━━━ RECORDS PROVIDED

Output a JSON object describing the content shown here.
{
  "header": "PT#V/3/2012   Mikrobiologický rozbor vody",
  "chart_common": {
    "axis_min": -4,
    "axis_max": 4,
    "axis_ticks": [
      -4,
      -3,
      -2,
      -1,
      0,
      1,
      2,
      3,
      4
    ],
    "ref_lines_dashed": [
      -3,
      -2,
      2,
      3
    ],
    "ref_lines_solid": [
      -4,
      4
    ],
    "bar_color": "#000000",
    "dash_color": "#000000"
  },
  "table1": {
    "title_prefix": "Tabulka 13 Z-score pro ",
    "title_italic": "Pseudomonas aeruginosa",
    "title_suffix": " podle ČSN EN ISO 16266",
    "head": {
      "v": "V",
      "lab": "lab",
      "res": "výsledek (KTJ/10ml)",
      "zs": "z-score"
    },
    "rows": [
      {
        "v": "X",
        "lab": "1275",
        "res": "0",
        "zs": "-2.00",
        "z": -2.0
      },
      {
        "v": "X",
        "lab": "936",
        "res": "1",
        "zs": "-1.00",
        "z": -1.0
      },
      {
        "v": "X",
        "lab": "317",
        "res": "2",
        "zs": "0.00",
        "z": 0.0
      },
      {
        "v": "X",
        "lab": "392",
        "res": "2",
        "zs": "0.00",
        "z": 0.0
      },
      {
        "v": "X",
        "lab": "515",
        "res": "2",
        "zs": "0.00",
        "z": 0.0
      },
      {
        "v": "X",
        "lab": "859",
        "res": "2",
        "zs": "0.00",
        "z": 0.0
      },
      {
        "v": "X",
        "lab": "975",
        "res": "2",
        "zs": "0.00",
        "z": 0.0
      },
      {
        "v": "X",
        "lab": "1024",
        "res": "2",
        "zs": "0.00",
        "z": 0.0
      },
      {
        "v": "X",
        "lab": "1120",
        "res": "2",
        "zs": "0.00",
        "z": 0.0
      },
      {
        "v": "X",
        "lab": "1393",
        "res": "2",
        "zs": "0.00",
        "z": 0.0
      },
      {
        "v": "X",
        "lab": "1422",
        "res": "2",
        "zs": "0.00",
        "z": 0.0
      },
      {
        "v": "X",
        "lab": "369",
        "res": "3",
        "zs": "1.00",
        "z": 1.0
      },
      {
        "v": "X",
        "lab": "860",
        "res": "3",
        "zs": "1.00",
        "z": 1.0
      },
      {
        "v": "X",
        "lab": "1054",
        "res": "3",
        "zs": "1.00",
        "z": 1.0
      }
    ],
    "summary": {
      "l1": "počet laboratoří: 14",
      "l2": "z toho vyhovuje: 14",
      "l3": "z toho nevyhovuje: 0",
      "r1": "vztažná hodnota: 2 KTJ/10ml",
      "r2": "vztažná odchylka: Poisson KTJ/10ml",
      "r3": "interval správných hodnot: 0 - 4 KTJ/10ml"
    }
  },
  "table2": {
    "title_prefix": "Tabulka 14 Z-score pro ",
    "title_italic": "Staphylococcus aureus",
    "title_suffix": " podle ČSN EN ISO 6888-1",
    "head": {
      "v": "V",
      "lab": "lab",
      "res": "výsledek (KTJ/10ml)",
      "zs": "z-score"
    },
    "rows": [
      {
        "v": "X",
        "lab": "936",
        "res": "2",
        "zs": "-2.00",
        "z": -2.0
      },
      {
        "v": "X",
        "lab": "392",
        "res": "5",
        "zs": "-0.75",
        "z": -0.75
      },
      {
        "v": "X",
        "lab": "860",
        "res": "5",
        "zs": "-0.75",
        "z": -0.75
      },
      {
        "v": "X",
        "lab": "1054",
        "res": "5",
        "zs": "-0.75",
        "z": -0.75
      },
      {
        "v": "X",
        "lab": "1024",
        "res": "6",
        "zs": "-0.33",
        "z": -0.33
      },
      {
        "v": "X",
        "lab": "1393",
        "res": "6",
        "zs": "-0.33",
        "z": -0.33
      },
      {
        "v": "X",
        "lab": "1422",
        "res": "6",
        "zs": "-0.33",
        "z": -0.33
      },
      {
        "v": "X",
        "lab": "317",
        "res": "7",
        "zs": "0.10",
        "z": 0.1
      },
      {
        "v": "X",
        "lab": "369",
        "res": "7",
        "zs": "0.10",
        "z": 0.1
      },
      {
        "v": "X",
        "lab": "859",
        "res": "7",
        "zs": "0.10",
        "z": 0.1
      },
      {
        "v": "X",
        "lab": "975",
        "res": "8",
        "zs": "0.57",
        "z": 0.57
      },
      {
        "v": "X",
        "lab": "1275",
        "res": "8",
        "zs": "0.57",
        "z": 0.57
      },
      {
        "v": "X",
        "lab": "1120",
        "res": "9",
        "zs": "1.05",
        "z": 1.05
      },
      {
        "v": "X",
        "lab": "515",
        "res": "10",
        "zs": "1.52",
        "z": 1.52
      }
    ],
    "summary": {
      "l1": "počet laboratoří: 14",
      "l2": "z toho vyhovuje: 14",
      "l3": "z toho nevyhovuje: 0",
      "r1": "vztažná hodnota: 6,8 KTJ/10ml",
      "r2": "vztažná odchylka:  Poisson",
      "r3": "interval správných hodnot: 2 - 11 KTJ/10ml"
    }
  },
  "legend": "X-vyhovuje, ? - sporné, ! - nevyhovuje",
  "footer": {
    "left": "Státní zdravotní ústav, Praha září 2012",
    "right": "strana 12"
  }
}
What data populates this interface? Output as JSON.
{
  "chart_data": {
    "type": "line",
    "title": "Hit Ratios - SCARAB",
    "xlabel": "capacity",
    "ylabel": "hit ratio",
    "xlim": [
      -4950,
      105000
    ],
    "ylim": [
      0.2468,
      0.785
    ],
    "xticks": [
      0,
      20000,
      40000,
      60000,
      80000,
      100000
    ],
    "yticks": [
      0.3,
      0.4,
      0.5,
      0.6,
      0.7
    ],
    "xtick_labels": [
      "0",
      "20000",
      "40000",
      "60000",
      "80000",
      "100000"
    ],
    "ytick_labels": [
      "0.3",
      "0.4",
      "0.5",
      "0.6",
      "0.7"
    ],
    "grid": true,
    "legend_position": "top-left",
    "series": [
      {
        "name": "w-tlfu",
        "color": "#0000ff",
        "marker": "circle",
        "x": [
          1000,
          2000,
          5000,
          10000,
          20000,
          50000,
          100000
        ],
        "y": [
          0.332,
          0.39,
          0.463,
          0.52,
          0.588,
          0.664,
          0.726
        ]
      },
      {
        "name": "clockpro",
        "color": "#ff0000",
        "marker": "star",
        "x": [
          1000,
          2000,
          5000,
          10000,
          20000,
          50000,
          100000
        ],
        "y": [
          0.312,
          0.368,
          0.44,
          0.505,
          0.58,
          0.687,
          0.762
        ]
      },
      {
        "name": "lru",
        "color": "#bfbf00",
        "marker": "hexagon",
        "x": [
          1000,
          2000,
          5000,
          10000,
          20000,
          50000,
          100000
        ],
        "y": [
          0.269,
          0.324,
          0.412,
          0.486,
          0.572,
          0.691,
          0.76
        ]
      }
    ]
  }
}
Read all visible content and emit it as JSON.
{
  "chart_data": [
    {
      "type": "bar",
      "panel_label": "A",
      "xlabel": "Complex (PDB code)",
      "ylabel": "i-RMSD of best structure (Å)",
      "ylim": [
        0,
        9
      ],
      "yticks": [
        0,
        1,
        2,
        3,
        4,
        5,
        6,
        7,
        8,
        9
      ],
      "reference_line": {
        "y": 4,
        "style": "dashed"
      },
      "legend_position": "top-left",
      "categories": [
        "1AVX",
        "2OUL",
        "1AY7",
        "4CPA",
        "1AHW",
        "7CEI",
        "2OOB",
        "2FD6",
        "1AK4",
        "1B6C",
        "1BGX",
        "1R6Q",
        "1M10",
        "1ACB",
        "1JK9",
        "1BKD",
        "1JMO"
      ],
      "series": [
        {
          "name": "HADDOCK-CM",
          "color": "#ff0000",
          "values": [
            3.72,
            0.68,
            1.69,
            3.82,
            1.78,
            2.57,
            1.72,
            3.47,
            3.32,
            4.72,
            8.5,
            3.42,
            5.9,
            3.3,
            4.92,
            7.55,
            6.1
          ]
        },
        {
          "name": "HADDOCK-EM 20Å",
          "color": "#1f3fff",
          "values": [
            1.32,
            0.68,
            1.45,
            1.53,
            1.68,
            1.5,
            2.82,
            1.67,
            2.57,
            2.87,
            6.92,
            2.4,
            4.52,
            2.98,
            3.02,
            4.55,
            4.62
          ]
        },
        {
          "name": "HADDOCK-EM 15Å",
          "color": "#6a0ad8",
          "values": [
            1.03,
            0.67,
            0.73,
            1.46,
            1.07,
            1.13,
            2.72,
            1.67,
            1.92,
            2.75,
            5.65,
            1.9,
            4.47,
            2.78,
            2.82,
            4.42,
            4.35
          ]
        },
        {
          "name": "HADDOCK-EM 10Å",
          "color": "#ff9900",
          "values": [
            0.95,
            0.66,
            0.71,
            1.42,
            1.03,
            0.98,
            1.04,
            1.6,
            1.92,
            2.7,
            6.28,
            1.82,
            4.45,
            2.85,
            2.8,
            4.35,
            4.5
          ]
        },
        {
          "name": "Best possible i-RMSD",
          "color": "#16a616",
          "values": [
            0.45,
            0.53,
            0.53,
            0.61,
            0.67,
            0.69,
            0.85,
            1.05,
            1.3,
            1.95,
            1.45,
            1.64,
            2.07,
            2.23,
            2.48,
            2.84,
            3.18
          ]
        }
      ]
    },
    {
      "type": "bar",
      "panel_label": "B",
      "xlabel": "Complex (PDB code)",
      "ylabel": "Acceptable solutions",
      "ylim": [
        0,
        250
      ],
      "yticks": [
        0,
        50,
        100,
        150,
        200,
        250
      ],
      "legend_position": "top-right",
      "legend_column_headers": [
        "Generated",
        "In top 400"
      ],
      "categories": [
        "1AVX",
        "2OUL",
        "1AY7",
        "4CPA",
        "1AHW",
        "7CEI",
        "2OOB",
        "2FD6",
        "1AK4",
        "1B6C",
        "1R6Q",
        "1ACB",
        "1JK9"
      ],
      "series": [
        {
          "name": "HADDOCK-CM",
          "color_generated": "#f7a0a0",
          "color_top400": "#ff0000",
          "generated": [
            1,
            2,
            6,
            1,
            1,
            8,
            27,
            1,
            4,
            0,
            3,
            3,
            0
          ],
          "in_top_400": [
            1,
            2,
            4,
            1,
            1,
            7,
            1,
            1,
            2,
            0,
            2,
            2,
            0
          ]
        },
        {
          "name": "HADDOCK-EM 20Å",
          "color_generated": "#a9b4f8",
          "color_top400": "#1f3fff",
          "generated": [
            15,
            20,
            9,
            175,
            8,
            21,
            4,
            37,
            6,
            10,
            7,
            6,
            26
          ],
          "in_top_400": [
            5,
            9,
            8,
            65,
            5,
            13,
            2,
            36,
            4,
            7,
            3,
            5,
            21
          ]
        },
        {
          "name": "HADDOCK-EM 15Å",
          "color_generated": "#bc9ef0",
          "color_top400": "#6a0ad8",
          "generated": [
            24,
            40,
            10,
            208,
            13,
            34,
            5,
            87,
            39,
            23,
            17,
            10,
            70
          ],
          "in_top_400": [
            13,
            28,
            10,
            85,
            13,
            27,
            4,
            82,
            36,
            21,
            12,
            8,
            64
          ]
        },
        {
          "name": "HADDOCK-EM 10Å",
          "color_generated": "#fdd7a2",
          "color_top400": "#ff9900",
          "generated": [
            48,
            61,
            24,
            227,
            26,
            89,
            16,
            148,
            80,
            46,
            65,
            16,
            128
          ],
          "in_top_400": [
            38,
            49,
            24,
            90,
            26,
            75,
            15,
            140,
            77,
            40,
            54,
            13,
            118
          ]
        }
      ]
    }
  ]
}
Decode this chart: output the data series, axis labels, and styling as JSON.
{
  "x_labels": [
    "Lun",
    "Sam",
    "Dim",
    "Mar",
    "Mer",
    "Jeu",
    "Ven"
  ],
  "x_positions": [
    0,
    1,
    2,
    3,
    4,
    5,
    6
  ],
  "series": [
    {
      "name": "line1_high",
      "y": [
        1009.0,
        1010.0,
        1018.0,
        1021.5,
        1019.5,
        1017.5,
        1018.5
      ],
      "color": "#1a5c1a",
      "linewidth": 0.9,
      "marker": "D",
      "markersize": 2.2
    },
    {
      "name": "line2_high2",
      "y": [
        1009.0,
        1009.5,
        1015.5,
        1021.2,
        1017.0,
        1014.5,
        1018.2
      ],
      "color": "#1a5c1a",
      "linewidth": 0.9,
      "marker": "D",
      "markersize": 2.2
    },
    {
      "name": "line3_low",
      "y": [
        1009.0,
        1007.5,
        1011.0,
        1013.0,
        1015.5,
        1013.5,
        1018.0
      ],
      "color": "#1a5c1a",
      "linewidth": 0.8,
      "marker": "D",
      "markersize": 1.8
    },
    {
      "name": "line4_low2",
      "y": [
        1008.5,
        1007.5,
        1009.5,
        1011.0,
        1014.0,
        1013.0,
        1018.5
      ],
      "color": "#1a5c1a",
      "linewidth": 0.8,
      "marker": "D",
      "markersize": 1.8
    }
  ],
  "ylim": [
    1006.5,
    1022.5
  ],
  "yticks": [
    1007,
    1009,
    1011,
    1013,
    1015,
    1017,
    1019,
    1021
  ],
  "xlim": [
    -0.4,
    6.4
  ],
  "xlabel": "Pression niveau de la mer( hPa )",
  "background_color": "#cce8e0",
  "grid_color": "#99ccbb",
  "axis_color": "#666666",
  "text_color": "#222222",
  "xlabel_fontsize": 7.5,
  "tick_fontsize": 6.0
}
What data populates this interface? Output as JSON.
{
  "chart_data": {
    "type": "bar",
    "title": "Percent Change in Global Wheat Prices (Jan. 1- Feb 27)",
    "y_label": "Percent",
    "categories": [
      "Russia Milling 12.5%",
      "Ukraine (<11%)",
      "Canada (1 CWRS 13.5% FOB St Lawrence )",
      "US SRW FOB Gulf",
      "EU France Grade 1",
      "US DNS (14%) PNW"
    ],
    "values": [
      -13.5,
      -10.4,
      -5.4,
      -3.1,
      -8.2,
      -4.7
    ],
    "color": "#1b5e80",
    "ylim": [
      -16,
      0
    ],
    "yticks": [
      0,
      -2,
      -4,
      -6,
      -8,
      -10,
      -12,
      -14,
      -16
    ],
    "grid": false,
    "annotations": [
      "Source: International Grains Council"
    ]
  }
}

━━━━━━

» AIM OF THE EXERCISE: Some lines of the records may hold the word "left". How many do? Answer with a number and nothing else.

» THE REPLY: 3